### Written task
Substitute "subheading-cell" for each "subheader-cell" in all of the records below. Reproduce them with everything else unchanged and the pictures left out.

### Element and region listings
::::::::::

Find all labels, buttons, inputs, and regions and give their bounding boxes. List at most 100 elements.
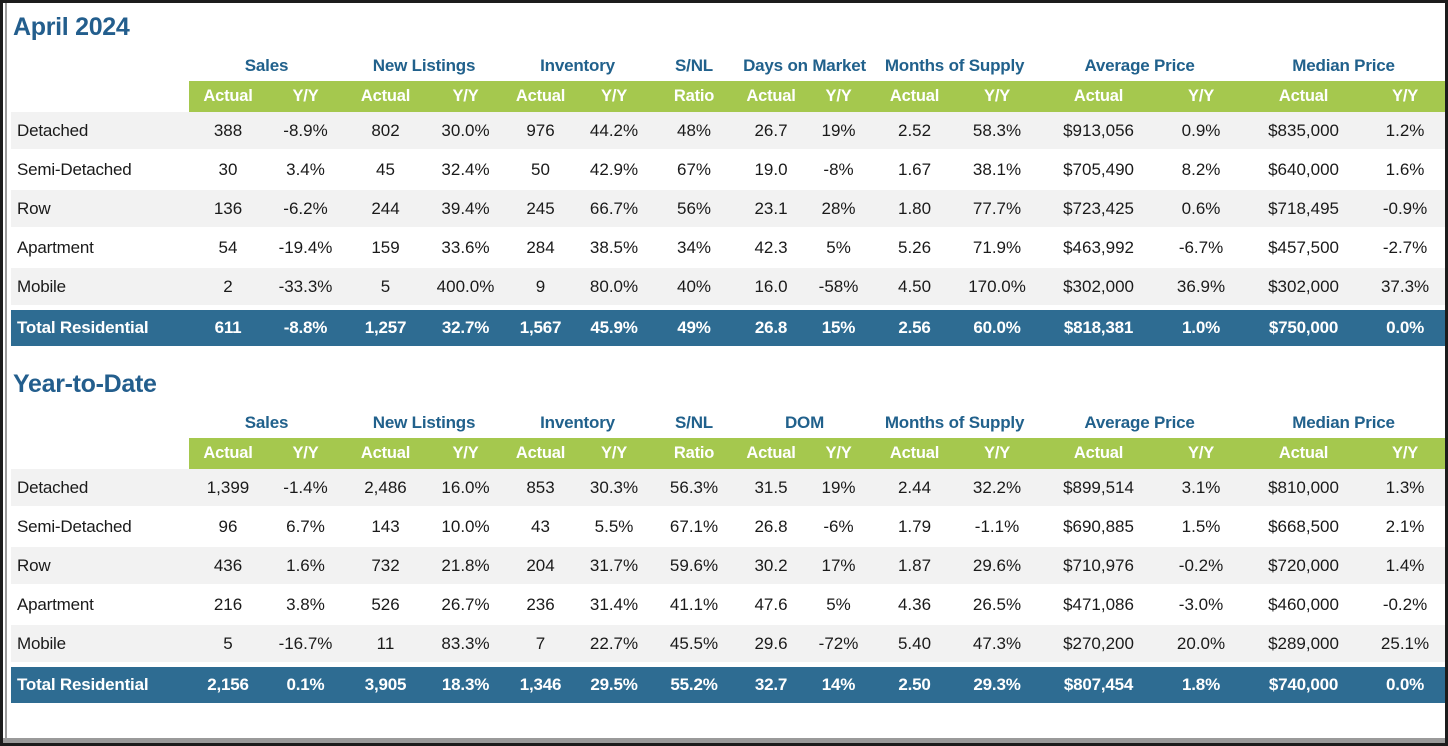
column-group-header: Months of Supply xyxy=(872,51,1038,81)
row-label: Mobile xyxy=(11,625,189,664)
data-cell: 2.44 xyxy=(872,469,958,508)
data-cell: $460,000 xyxy=(1242,586,1366,625)
data-cell: -6% xyxy=(805,508,873,547)
subheader-cell: Y/Y xyxy=(805,438,873,469)
data-cell: 1.2% xyxy=(1365,112,1446,151)
column-group-header: Average Price xyxy=(1037,51,1243,81)
total-data-cell: 0.0% xyxy=(1365,307,1446,346)
subheader-cell: Actual xyxy=(189,438,267,469)
data-cell: $718,495 xyxy=(1242,190,1366,229)
total-row-label: Total Residential xyxy=(11,307,189,346)
table-row: Semi-Detached 30 3.4% 45 32.4% 50 42.9% 67% 19.0… xyxy=(11,151,1446,190)
data-cell: 56% xyxy=(651,190,738,229)
total-data-cell: 55.2% xyxy=(651,664,738,703)
column-group-header: Sales xyxy=(189,408,344,438)
row-label: Apartment xyxy=(11,586,189,625)
total-data-cell: 3,905 xyxy=(344,664,427,703)
stats-table: Sales New Listings Inventory S/NL DOM Months … xyxy=(11,408,1446,703)
total-data-cell: 49% xyxy=(651,307,738,346)
data-cell: 2,486 xyxy=(344,469,427,508)
data-cell: 38.1% xyxy=(957,151,1038,190)
subheader-cell: Y/Y xyxy=(267,81,344,112)
subheader-cell: Y/Y xyxy=(1365,81,1446,112)
data-cell: -16.7% xyxy=(267,625,344,664)
row-label: Semi-Detached xyxy=(11,151,189,190)
data-cell: 43 xyxy=(504,508,578,547)
total-data-cell: 14% xyxy=(805,664,873,703)
total-data-cell: 1,567 xyxy=(504,307,578,346)
data-cell: 67% xyxy=(651,151,738,190)
column-group-header: S/NL xyxy=(651,51,738,81)
data-cell: 66.7% xyxy=(577,190,652,229)
subheader-cell: Y/Y xyxy=(957,438,1038,469)
data-cell: 9 xyxy=(504,268,578,307)
table-row: Mobile 2 -33.3% 5 400.0% 9 80.0% 40% 16.0 -58% 4.5… xyxy=(11,268,1446,307)
subheader-cell: Ratio xyxy=(651,81,738,112)
data-cell: 19% xyxy=(805,469,873,508)
data-cell: 3.4% xyxy=(267,151,344,190)
data-cell: 436 xyxy=(189,547,267,586)
total-data-cell: $807,454 xyxy=(1037,664,1161,703)
data-cell: 732 xyxy=(344,547,427,586)
total-data-cell: 2.56 xyxy=(872,307,958,346)
data-cell: 19.0 xyxy=(737,151,806,190)
data-cell: 48% xyxy=(651,112,738,151)
table-row: Detached 1,399 -1.4% 2,486 16.0% 853 30.3% 56.3… xyxy=(11,469,1446,508)
data-cell: 16.0 xyxy=(737,268,806,307)
row-label: Apartment xyxy=(11,229,189,268)
data-cell: 5.40 xyxy=(872,625,958,664)
data-cell: 67.1% xyxy=(651,508,738,547)
row-label: Detached xyxy=(11,469,189,508)
data-cell: 216 xyxy=(189,586,267,625)
data-cell: -1.4% xyxy=(267,469,344,508)
data-cell: 33.6% xyxy=(427,229,505,268)
data-cell: -19.4% xyxy=(267,229,344,268)
data-cell: 2.52 xyxy=(872,112,958,151)
data-cell: 39.4% xyxy=(427,190,505,229)
data-cell: 5 xyxy=(344,268,427,307)
report-body: April 2024 Sales New Listings Inventory S/NL… xyxy=(3,3,1446,703)
corner-cell xyxy=(11,81,189,112)
data-cell: -8% xyxy=(805,151,873,190)
data-cell: 29.6% xyxy=(957,547,1038,586)
column-group-header: New Listings xyxy=(344,408,505,438)
column-group-header: Inventory xyxy=(504,408,652,438)
data-cell: 54 xyxy=(189,229,267,268)
data-cell: $705,490 xyxy=(1037,151,1161,190)
data-cell: 11 xyxy=(344,625,427,664)
data-cell: $270,200 xyxy=(1037,625,1161,664)
data-cell: 45 xyxy=(344,151,427,190)
data-cell: $457,500 xyxy=(1242,229,1366,268)
data-cell: 59.6% xyxy=(651,547,738,586)
data-cell: 26.7 xyxy=(737,112,806,151)
data-cell: $913,056 xyxy=(1037,112,1161,151)
subheader-cell: Y/Y xyxy=(1160,438,1243,469)
column-group-header: Days on Market xyxy=(737,51,873,81)
subheader-cell: Actual xyxy=(1242,438,1366,469)
data-cell: -2.7% xyxy=(1365,229,1446,268)
total-data-cell: 1.8% xyxy=(1160,664,1243,703)
data-cell: 5.5% xyxy=(577,508,652,547)
data-cell: $899,514 xyxy=(1037,469,1161,508)
stats-table: Sales New Listings Inventory S/NL Days on Ma… xyxy=(11,51,1446,346)
table-section-ytd: Year-to-Date Sales New Listings Inventory S/… xyxy=(11,370,1446,703)
data-cell: -58% xyxy=(805,268,873,307)
data-cell: 19% xyxy=(805,112,873,151)
data-cell: 245 xyxy=(504,190,578,229)
data-cell: 31.5 xyxy=(737,469,806,508)
data-cell: 44.2% xyxy=(577,112,652,151)
subheader-cell: Y/Y xyxy=(427,438,505,469)
table-row: Row 436 1.6% 732 21.8% 204 31.7% 59.6% 30.2 17% 1.… xyxy=(11,547,1446,586)
subheader-cell: Actual xyxy=(189,81,267,112)
column-group-header: DOM xyxy=(737,408,873,438)
data-cell: 1.80 xyxy=(872,190,958,229)
column-group-header: New Listings xyxy=(344,51,505,81)
data-cell: 34% xyxy=(651,229,738,268)
subheader-cell: Actual xyxy=(1242,81,1366,112)
data-cell: 284 xyxy=(504,229,578,268)
data-cell: 5 xyxy=(189,625,267,664)
column-group-header-row: Sales New Listings Inventory S/NL Days on Ma… xyxy=(11,51,1446,81)
data-cell: $289,000 xyxy=(1242,625,1366,664)
data-cell: 26.7% xyxy=(427,586,505,625)
data-cell: 45.5% xyxy=(651,625,738,664)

::::::::::

### Result
Find all labels, buttons, inputs, and regions and give their bounding boxes. List at most 100 elements.
column-group-header: Months of Supply xyxy=(872,51,1038,81)
row-label: Mobile xyxy=(11,625,189,664)
data-cell: 2.44 xyxy=(872,469,958,508)
data-cell: $460,000 xyxy=(1242,586,1366,625)
data-cell: -6% xyxy=(805,508,873,547)
subheading-cell: Y/Y xyxy=(805,438,873,469)
data-cell: 1.2% xyxy=(1365,112,1446,151)
column-group-header: Average Price xyxy=(1037,51,1243,81)
total-data-cell: 0.0% xyxy=(1365,307,1446,346)
subheading-cell: Actual xyxy=(189,438,267,469)
data-cell: $718,495 xyxy=(1242,190,1366,229)
total-row-label: Total Residential xyxy=(11,307,189,346)
table-row: Semi-Detached 30 3.4% 45 32.4% 50 42.9% 67% 19.0… xyxy=(11,151,1446,190)
data-cell: 56% xyxy=(651,190,738,229)
total-data-cell: 55.2% xyxy=(651,664,738,703)
column-group-header: Sales xyxy=(189,408,344,438)
row-label: Apartment xyxy=(11,586,189,625)
total-data-cell: 3,905 xyxy=(344,664,427,703)
stats-table: Sales New Listings Inventory S/NL DOM Months … xyxy=(11,408,1446,703)
total-data-cell: 49% xyxy=(651,307,738,346)
data-cell: 2,486 xyxy=(344,469,427,508)
data-cell: 38.1% xyxy=(957,151,1038,190)
subheading-cell: Y/Y xyxy=(267,81,344,112)
subheading-cell: Y/Y xyxy=(1365,81,1446,112)
data-cell: -16.7% xyxy=(267,625,344,664)
row-label: Semi-Detached xyxy=(11,151,189,190)
data-cell: 43 xyxy=(504,508,578,547)
total-data-cell: 14% xyxy=(805,664,873,703)
total-data-cell: 1,567 xyxy=(504,307,578,346)
data-cell: 67% xyxy=(651,151,738,190)
column-group-header: S/NL xyxy=(651,51,738,81)
data-cell: 66.7% xyxy=(577,190,652,229)
subheading-cell: Y/Y xyxy=(957,438,1038,469)
data-cell: 9 xyxy=(504,268,578,307)
table-row: Mobile 2 -33.3% 5 400.0% 9 80.0% 40% 16.0 -58% 4.5… xyxy=(11,268,1446,307)
subheading-cell: Ratio xyxy=(651,81,738,112)
data-cell: 19% xyxy=(805,469,873,508)
data-cell: 3.4% xyxy=(267,151,344,190)
data-cell: 436 xyxy=(189,547,267,586)
total-data-cell: $807,454 xyxy=(1037,664,1161,703)
data-cell: 732 xyxy=(344,547,427,586)
total-data-cell: 2.56 xyxy=(872,307,958,346)
data-cell: 19.0 xyxy=(737,151,806,190)
data-cell: 48% xyxy=(651,112,738,151)
table-row: Detached 1,399 -1.4% 2,486 16.0% 853 30.3% 56.3… xyxy=(11,469,1446,508)
data-cell: 16.0 xyxy=(737,268,806,307)
row-label: Apartment xyxy=(11,229,189,268)
data-cell: 5.40 xyxy=(872,625,958,664)
data-cell: 67.1% xyxy=(651,508,738,547)
row-label: Detached xyxy=(11,469,189,508)
data-cell: 216 xyxy=(189,586,267,625)
data-cell: -1.4% xyxy=(267,469,344,508)
data-cell: 33.6% xyxy=(427,229,505,268)
data-cell: -19.4% xyxy=(267,229,344,268)
data-cell: 2.52 xyxy=(872,112,958,151)
data-cell: 39.4% xyxy=(427,190,505,229)
data-cell: 5 xyxy=(344,268,427,307)
report-body: April 2024 Sales New Listings Inventory S/NL… xyxy=(3,3,1446,703)
corner-cell xyxy=(11,81,189,112)
data-cell: -8% xyxy=(805,151,873,190)
data-cell: 29.6% xyxy=(957,547,1038,586)
column-group-header: New Listings xyxy=(344,408,505,438)
column-group-header: Inventory xyxy=(504,408,652,438)
data-cell: 54 xyxy=(189,229,267,268)
data-cell: $705,490 xyxy=(1037,151,1161,190)
data-cell: 11 xyxy=(344,625,427,664)
data-cell: $270,200 xyxy=(1037,625,1161,664)
data-cell: 45 xyxy=(344,151,427,190)
data-cell: $457,500 xyxy=(1242,229,1366,268)
data-cell: 59.6% xyxy=(651,547,738,586)
data-cell: 26.7 xyxy=(737,112,806,151)
data-cell: $913,056 xyxy=(1037,112,1161,151)
subheading-cell: Y/Y xyxy=(1160,438,1243,469)
column-group-header: Days on Market xyxy=(737,51,873,81)
subheading-cell: Actual xyxy=(1242,438,1366,469)
data-cell: -2.7% xyxy=(1365,229,1446,268)
total-data-cell: 1.8% xyxy=(1160,664,1243,703)
data-cell: 5.5% xyxy=(577,508,652,547)
data-cell: $899,514 xyxy=(1037,469,1161,508)
stats-table: Sales New Listings Inventory S/NL Days on Ma… xyxy=(11,51,1446,346)
table-section-ytd: Year-to-Date Sales New Listings Inventory S/… xyxy=(11,370,1446,703)
data-cell: -58% xyxy=(805,268,873,307)
data-cell: 19% xyxy=(805,112,873,151)
data-cell: 245 xyxy=(504,190,578,229)
data-cell: 31.5 xyxy=(737,469,806,508)
data-cell: 44.2% xyxy=(577,112,652,151)
subheading-cell: Y/Y xyxy=(427,438,505,469)
table-row: Row 436 1.6% 732 21.8% 204 31.7% 59.6% 30.2 17% 1.… xyxy=(11,547,1446,586)
subheading-cell: Actual xyxy=(189,81,267,112)
column-group-header: DOM xyxy=(737,408,873,438)
data-cell: 1.80 xyxy=(872,190,958,229)
column-group-header: New Listings xyxy=(344,51,505,81)
data-cell: 34% xyxy=(651,229,738,268)
subheading-cell: Actual xyxy=(1242,81,1366,112)
data-cell: 284 xyxy=(504,229,578,268)
data-cell: 5 xyxy=(189,625,267,664)
column-group-header-row: Sales New Listings Inventory S/NL Days on Ma… xyxy=(11,51,1446,81)
data-cell: $289,000 xyxy=(1242,625,1366,664)
data-cell: 26.7% xyxy=(427,586,505,625)
data-cell: 45.5% xyxy=(651,625,738,664)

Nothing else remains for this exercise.